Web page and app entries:
──────────────────────────────
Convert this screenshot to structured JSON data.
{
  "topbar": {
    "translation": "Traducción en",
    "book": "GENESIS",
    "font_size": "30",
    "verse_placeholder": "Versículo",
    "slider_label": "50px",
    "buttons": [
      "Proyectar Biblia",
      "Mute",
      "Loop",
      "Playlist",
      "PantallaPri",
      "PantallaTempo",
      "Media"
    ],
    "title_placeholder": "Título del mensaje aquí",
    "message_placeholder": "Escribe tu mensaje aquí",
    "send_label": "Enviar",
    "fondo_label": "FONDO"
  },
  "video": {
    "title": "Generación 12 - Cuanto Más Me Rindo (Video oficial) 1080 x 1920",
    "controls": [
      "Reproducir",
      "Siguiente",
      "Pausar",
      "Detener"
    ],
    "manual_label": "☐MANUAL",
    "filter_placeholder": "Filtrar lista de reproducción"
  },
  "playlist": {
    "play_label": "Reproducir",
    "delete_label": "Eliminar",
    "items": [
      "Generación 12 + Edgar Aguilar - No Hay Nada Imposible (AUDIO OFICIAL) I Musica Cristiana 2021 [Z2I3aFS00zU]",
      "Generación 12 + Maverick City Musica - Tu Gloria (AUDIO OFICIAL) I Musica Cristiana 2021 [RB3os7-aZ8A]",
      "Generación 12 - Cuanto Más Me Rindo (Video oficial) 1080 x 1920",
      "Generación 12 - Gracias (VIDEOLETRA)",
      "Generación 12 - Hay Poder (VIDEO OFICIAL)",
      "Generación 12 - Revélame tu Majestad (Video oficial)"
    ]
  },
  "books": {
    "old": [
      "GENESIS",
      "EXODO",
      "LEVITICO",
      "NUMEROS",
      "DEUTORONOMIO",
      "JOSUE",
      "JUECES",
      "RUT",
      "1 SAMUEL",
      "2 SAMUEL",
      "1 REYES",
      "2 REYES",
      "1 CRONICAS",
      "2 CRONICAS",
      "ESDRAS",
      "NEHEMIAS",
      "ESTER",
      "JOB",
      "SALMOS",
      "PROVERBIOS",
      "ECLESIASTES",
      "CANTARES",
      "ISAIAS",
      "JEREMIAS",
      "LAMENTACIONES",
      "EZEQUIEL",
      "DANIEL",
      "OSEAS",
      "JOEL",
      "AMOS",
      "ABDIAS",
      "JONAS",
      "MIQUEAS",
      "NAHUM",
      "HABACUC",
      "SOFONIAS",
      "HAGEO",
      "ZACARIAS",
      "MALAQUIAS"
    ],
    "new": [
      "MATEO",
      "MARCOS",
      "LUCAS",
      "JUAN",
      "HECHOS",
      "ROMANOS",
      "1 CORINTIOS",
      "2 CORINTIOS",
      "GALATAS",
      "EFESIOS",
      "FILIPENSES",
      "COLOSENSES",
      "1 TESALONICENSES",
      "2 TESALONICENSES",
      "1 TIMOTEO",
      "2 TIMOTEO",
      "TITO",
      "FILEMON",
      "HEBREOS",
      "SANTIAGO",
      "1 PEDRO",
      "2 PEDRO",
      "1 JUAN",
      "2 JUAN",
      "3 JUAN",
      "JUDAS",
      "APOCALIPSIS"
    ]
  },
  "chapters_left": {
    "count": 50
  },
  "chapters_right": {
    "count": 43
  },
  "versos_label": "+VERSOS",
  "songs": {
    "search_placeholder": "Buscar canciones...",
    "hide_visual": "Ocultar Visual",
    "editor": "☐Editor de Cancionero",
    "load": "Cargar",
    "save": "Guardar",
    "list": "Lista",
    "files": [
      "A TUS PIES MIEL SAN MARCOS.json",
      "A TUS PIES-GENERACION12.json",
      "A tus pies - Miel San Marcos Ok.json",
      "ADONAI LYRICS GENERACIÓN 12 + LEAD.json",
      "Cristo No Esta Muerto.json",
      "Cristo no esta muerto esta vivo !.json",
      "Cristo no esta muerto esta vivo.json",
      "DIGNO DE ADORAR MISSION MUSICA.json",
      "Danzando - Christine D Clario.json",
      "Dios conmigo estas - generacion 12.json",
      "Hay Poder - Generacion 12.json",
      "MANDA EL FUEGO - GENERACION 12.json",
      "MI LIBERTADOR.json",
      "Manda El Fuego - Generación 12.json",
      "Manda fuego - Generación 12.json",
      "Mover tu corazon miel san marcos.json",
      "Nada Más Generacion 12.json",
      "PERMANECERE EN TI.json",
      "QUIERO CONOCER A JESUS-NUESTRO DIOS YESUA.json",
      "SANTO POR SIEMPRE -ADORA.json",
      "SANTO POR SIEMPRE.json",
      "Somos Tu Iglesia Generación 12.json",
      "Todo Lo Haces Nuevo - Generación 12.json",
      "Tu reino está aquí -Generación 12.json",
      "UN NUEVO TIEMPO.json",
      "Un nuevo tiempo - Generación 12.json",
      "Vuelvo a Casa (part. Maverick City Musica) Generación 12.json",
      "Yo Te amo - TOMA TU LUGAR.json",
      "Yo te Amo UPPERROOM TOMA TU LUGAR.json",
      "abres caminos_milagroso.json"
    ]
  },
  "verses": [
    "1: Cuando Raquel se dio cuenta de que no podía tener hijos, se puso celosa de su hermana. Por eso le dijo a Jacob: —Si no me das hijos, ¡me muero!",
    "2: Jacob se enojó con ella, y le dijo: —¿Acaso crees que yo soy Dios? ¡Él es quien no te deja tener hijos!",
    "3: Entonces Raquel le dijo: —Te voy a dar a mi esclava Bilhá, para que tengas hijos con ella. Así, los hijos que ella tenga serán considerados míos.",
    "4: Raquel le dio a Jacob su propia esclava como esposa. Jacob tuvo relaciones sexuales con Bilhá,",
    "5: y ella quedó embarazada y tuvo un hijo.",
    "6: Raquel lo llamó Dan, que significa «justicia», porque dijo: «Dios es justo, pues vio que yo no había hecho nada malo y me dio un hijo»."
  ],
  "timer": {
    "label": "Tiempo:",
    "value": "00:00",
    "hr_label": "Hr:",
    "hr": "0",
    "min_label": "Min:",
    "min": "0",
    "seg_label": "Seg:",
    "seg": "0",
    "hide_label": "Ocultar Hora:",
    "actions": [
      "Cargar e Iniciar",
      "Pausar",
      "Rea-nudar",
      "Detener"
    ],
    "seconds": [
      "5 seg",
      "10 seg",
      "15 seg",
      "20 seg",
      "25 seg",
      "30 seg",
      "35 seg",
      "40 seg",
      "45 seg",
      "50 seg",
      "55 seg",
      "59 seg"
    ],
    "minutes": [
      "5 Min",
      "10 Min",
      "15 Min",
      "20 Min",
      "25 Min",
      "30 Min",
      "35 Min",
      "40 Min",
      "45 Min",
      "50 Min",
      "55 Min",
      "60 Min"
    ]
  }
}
──────────────────────────────
What is required: Determine how many lines in the entries hold the string "Cuanto". Write only the number.

The answer: 2